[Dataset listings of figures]

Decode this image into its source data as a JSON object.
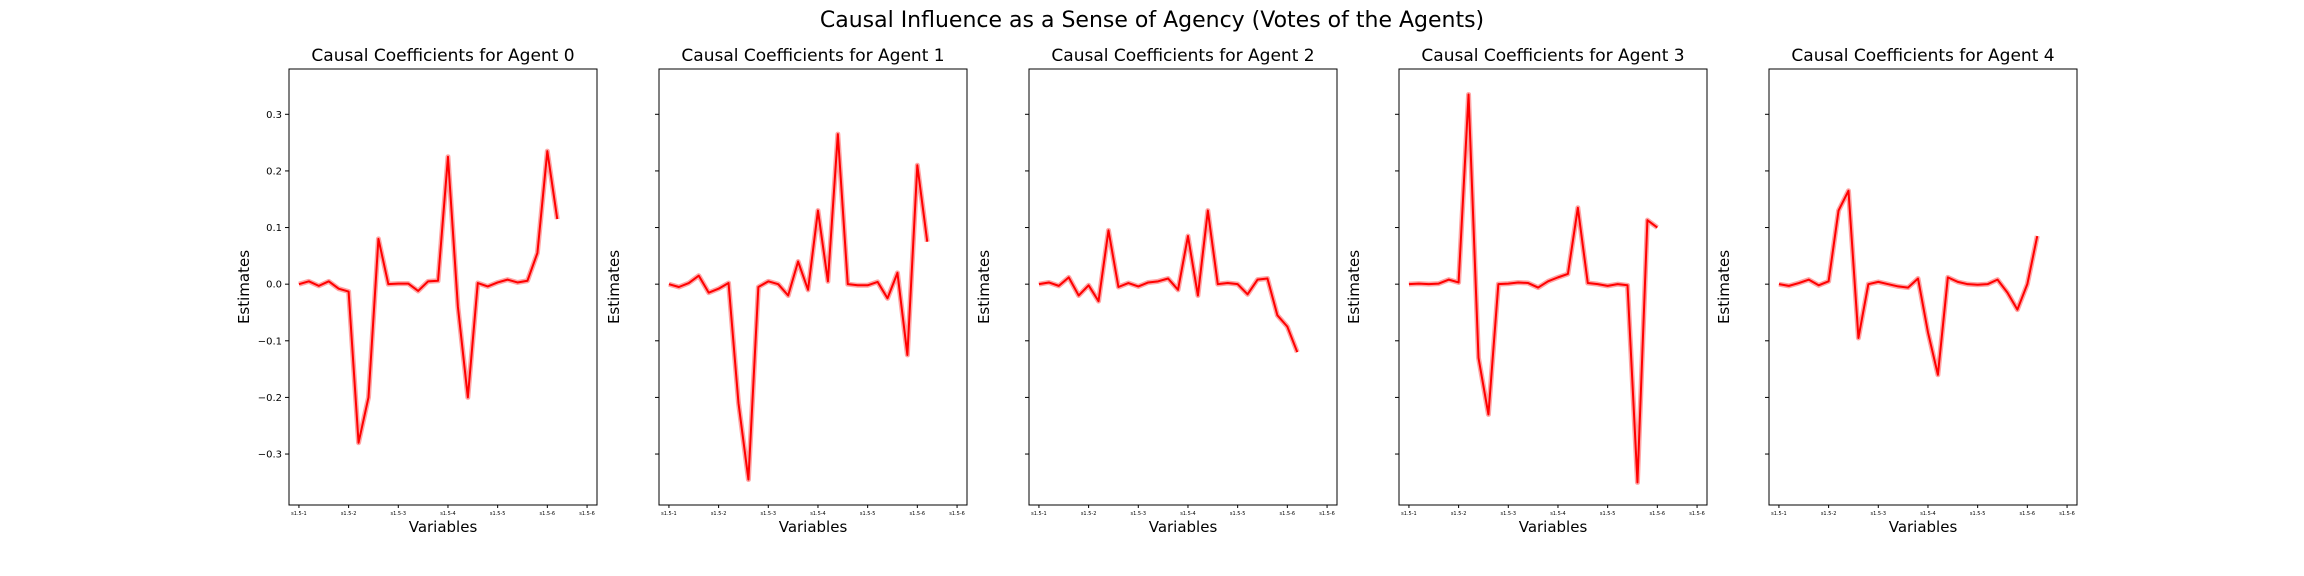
{
  "title": "Causal Influence as a Sense of Agency (Votes of the Agents)",
  "chart_data": [
    {
      "type": "line",
      "title": "Causal Coefficients for Agent 0",
      "xlabel": "Variables",
      "ylabel": "Estimates",
      "show_ytick_labels": true,
      "ylim": [
        -0.39,
        0.38
      ],
      "yticks": [
        -0.3,
        -0.2,
        -0.1,
        0.0,
        0.1,
        0.2,
        0.3
      ],
      "ytick_labels": [
        "−0.3",
        "−0.2",
        "−0.1",
        "0.0",
        "0.1",
        "0.2",
        "0.3"
      ],
      "xlim": [
        -1,
        30
      ],
      "xticks": [
        0,
        5,
        10,
        15,
        20,
        25,
        29
      ],
      "xtick_labels": [
        "s1.5-1",
        "s1.5-2",
        "s1.5-3",
        "s1.5-4",
        "s1.5-5",
        "s1.5-6",
        "s1.5-6"
      ],
      "color": "#ff0000",
      "series": [
        {
          "values": [
            0.0,
            0.005,
            -0.003,
            0.005,
            -0.008,
            -0.013,
            -0.28,
            -0.2,
            0.08,
            0.0,
            0.001,
            0.001,
            -0.012,
            0.005,
            0.006,
            0.225,
            -0.04,
            -0.2,
            0.002,
            -0.004,
            0.003,
            0.008,
            0.003,
            0.006,
            0.055,
            0.235,
            0.115
          ]
        }
      ]
    },
    {
      "type": "line",
      "title": "Causal Coefficients for Agent 1",
      "xlabel": "Variables",
      "ylabel": "Estimates",
      "show_ytick_labels": false,
      "ylim": [
        -0.39,
        0.38
      ],
      "yticks": [
        -0.3,
        -0.2,
        -0.1,
        0.0,
        0.1,
        0.2,
        0.3
      ],
      "ytick_labels": [
        "",
        "",
        "",
        "",
        "",
        "",
        ""
      ],
      "xlim": [
        -1,
        30
      ],
      "xticks": [
        0,
        5,
        10,
        15,
        20,
        25,
        29
      ],
      "xtick_labels": [
        "s1.5-1",
        "s1.5-2",
        "s1.5-3",
        "s1.5-4",
        "s1.5-5",
        "s1.5-6",
        "s1.5-6"
      ],
      "color": "#ff0000",
      "series": [
        {
          "values": [
            0.0,
            -0.005,
            0.002,
            0.015,
            -0.015,
            -0.008,
            0.002,
            -0.21,
            -0.345,
            -0.005,
            0.005,
            0.0,
            -0.02,
            0.04,
            -0.01,
            0.13,
            0.005,
            0.265,
            0.0,
            -0.002,
            -0.002,
            0.004,
            -0.025,
            0.02,
            -0.125,
            0.21,
            0.075
          ]
        }
      ]
    },
    {
      "type": "line",
      "title": "Causal Coefficients for Agent 2",
      "xlabel": "Variables",
      "ylabel": "Estimates",
      "show_ytick_labels": false,
      "ylim": [
        -0.39,
        0.38
      ],
      "yticks": [
        -0.3,
        -0.2,
        -0.1,
        0.0,
        0.1,
        0.2,
        0.3
      ],
      "ytick_labels": [
        "",
        "",
        "",
        "",
        "",
        "",
        ""
      ],
      "xlim": [
        -1,
        30
      ],
      "xticks": [
        0,
        5,
        10,
        15,
        20,
        25,
        29
      ],
      "xtick_labels": [
        "s1.5-1",
        "s1.5-2",
        "s1.5-3",
        "s1.5-4",
        "s1.5-5",
        "s1.5-6",
        "s1.5-6"
      ],
      "color": "#ff0000",
      "series": [
        {
          "values": [
            0.0,
            0.003,
            -0.003,
            0.012,
            -0.02,
            -0.002,
            -0.03,
            0.095,
            -0.005,
            0.002,
            -0.004,
            0.003,
            0.005,
            0.01,
            -0.01,
            0.085,
            -0.02,
            0.13,
            0.0,
            0.002,
            0.0,
            -0.018,
            0.008,
            0.01,
            -0.055,
            -0.075,
            -0.12
          ]
        }
      ]
    },
    {
      "type": "line",
      "title": "Causal Coefficients for Agent 3",
      "xlabel": "Variables",
      "ylabel": "Estimates",
      "show_ytick_labels": false,
      "ylim": [
        -0.39,
        0.38
      ],
      "yticks": [
        -0.3,
        -0.2,
        -0.1,
        0.0,
        0.1,
        0.2,
        0.3
      ],
      "ytick_labels": [
        "",
        "",
        "",
        "",
        "",
        "",
        ""
      ],
      "xlim": [
        -1,
        30
      ],
      "xticks": [
        0,
        5,
        10,
        15,
        20,
        25,
        29
      ],
      "xtick_labels": [
        "s1.5-1",
        "s1.5-2",
        "s1.5-3",
        "s1.5-4",
        "s1.5-5",
        "s1.5-6",
        "s1.5-6"
      ],
      "color": "#ff0000",
      "series": [
        {
          "values": [
            0.0,
            0.001,
            0.0,
            0.001,
            0.008,
            0.003,
            0.335,
            -0.13,
            -0.23,
            0.0,
            0.001,
            0.003,
            0.002,
            -0.006,
            0.005,
            0.012,
            0.018,
            0.135,
            0.002,
            0.0,
            -0.003,
            0.0,
            -0.002,
            -0.35,
            0.113,
            0.1
          ]
        }
      ]
    },
    {
      "type": "line",
      "title": "Causal Coefficients for Agent 4",
      "xlabel": "Variables",
      "ylabel": "Estimates",
      "show_ytick_labels": false,
      "ylim": [
        -0.39,
        0.38
      ],
      "yticks": [
        -0.3,
        -0.2,
        -0.1,
        0.0,
        0.1,
        0.2,
        0.3
      ],
      "ytick_labels": [
        "",
        "",
        "",
        "",
        "",
        "",
        ""
      ],
      "xlim": [
        -1,
        30
      ],
      "xticks": [
        0,
        5,
        10,
        15,
        20,
        25,
        29
      ],
      "xtick_labels": [
        "s1.5-1",
        "s1.5-2",
        "s1.5-3",
        "s1.5-4",
        "s1.5-5",
        "s1.5-6",
        "s1.5-6"
      ],
      "color": "#ff0000",
      "series": [
        {
          "values": [
            0.0,
            -0.003,
            0.002,
            0.008,
            -0.002,
            0.005,
            0.13,
            0.165,
            -0.095,
            0.0,
            0.004,
            0.0,
            -0.004,
            -0.006,
            0.01,
            -0.085,
            -0.16,
            0.012,
            0.004,
            0.0,
            -0.001,
            0.0,
            0.008,
            -0.015,
            -0.045,
            0.0,
            0.085
          ]
        }
      ]
    }
  ]
}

■ GIVEN REQUEST ■
The records above must be printed exactly; the pictures stay out.

■ OUTPUT FOR THIS TASK ■
Decode this image into its source data as a JSON object.
{
  "title": "Causal Influence as a Sense of Agency (Votes of the Agents)",
  "chart_data": [
    {
      "type": "line",
      "title": "Causal Coefficients for Agent 0",
      "xlabel": "Variables",
      "ylabel": "Estimates",
      "show_ytick_labels": true,
      "ylim": [
        -0.39,
        0.38
      ],
      "yticks": [
        -0.3,
        -0.2,
        -0.1,
        0.0,
        0.1,
        0.2,
        0.3
      ],
      "ytick_labels": [
        "−0.3",
        "−0.2",
        "−0.1",
        "0.0",
        "0.1",
        "0.2",
        "0.3"
      ],
      "xlim": [
        -1,
        30
      ],
      "xticks": [
        0,
        5,
        10,
        15,
        20,
        25,
        29
      ],
      "xtick_labels": [
        "s1.5-1",
        "s1.5-2",
        "s1.5-3",
        "s1.5-4",
        "s1.5-5",
        "s1.5-6",
        "s1.5-6"
      ],
      "color": "#ff0000",
      "series": [
        {
          "values": [
            0.0,
            0.005,
            -0.003,
            0.005,
            -0.008,
            -0.013,
            -0.28,
            -0.2,
            0.08,
            0.0,
            0.001,
            0.001,
            -0.012,
            0.005,
            0.006,
            0.225,
            -0.04,
            -0.2,
            0.002,
            -0.004,
            0.003,
            0.008,
            0.003,
            0.006,
            0.055,
            0.235,
            0.115
          ]
        }
      ]
    },
    {
      "type": "line",
      "title": "Causal Coefficients for Agent 1",
      "xlabel": "Variables",
      "ylabel": "Estimates",
      "show_ytick_labels": false,
      "ylim": [
        -0.39,
        0.38
      ],
      "yticks": [
        -0.3,
        -0.2,
        -0.1,
        0.0,
        0.1,
        0.2,
        0.3
      ],
      "ytick_labels": [
        "",
        "",
        "",
        "",
        "",
        "",
        ""
      ],
      "xlim": [
        -1,
        30
      ],
      "xticks": [
        0,
        5,
        10,
        15,
        20,
        25,
        29
      ],
      "xtick_labels": [
        "s1.5-1",
        "s1.5-2",
        "s1.5-3",
        "s1.5-4",
        "s1.5-5",
        "s1.5-6",
        "s1.5-6"
      ],
      "color": "#ff0000",
      "series": [
        {
          "values": [
            0.0,
            -0.005,
            0.002,
            0.015,
            -0.015,
            -0.008,
            0.002,
            -0.21,
            -0.345,
            -0.005,
            0.005,
            0.0,
            -0.02,
            0.04,
            -0.01,
            0.13,
            0.005,
            0.265,
            0.0,
            -0.002,
            -0.002,
            0.004,
            -0.025,
            0.02,
            -0.125,
            0.21,
            0.075
          ]
        }
      ]
    },
    {
      "type": "line",
      "title": "Causal Coefficients for Agent 2",
      "xlabel": "Variables",
      "ylabel": "Estimates",
      "show_ytick_labels": false,
      "ylim": [
        -0.39,
        0.38
      ],
      "yticks": [
        -0.3,
        -0.2,
        -0.1,
        0.0,
        0.1,
        0.2,
        0.3
      ],
      "ytick_labels": [
        "",
        "",
        "",
        "",
        "",
        "",
        ""
      ],
      "xlim": [
        -1,
        30
      ],
      "xticks": [
        0,
        5,
        10,
        15,
        20,
        25,
        29
      ],
      "xtick_labels": [
        "s1.5-1",
        "s1.5-2",
        "s1.5-3",
        "s1.5-4",
        "s1.5-5",
        "s1.5-6",
        "s1.5-6"
      ],
      "color": "#ff0000",
      "series": [
        {
          "values": [
            0.0,
            0.003,
            -0.003,
            0.012,
            -0.02,
            -0.002,
            -0.03,
            0.095,
            -0.005,
            0.002,
            -0.004,
            0.003,
            0.005,
            0.01,
            -0.01,
            0.085,
            -0.02,
            0.13,
            0.0,
            0.002,
            0.0,
            -0.018,
            0.008,
            0.01,
            -0.055,
            -0.075,
            -0.12
          ]
        }
      ]
    },
    {
      "type": "line",
      "title": "Causal Coefficients for Agent 3",
      "xlabel": "Variables",
      "ylabel": "Estimates",
      "show_ytick_labels": false,
      "ylim": [
        -0.39,
        0.38
      ],
      "yticks": [
        -0.3,
        -0.2,
        -0.1,
        0.0,
        0.1,
        0.2,
        0.3
      ],
      "ytick_labels": [
        "",
        "",
        "",
        "",
        "",
        "",
        ""
      ],
      "xlim": [
        -1,
        30
      ],
      "xticks": [
        0,
        5,
        10,
        15,
        20,
        25,
        29
      ],
      "xtick_labels": [
        "s1.5-1",
        "s1.5-2",
        "s1.5-3",
        "s1.5-4",
        "s1.5-5",
        "s1.5-6",
        "s1.5-6"
      ],
      "color": "#ff0000",
      "series": [
        {
          "values": [
            0.0,
            0.001,
            0.0,
            0.001,
            0.008,
            0.003,
            0.335,
            -0.13,
            -0.23,
            0.0,
            0.001,
            0.003,
            0.002,
            -0.006,
            0.005,
            0.012,
            0.018,
            0.135,
            0.002,
            0.0,
            -0.003,
            0.0,
            -0.002,
            -0.35,
            0.113,
            0.1
          ]
        }
      ]
    },
    {
      "type": "line",
      "title": "Causal Coefficients for Agent 4",
      "xlabel": "Variables",
      "ylabel": "Estimates",
      "show_ytick_labels": false,
      "ylim": [
        -0.39,
        0.38
      ],
      "yticks": [
        -0.3,
        -0.2,
        -0.1,
        0.0,
        0.1,
        0.2,
        0.3
      ],
      "ytick_labels": [
        "",
        "",
        "",
        "",
        "",
        "",
        ""
      ],
      "xlim": [
        -1,
        30
      ],
      "xticks": [
        0,
        5,
        10,
        15,
        20,
        25,
        29
      ],
      "xtick_labels": [
        "s1.5-1",
        "s1.5-2",
        "s1.5-3",
        "s1.5-4",
        "s1.5-5",
        "s1.5-6",
        "s1.5-6"
      ],
      "color": "#ff0000",
      "series": [
        {
          "values": [
            0.0,
            -0.003,
            0.002,
            0.008,
            -0.002,
            0.005,
            0.13,
            0.165,
            -0.095,
            0.0,
            0.004,
            0.0,
            -0.004,
            -0.006,
            0.01,
            -0.085,
            -0.16,
            0.012,
            0.004,
            0.0,
            -0.001,
            0.0,
            0.008,
            -0.015,
            -0.045,
            0.0,
            0.085
          ]
        }
      ]
    }
  ]
}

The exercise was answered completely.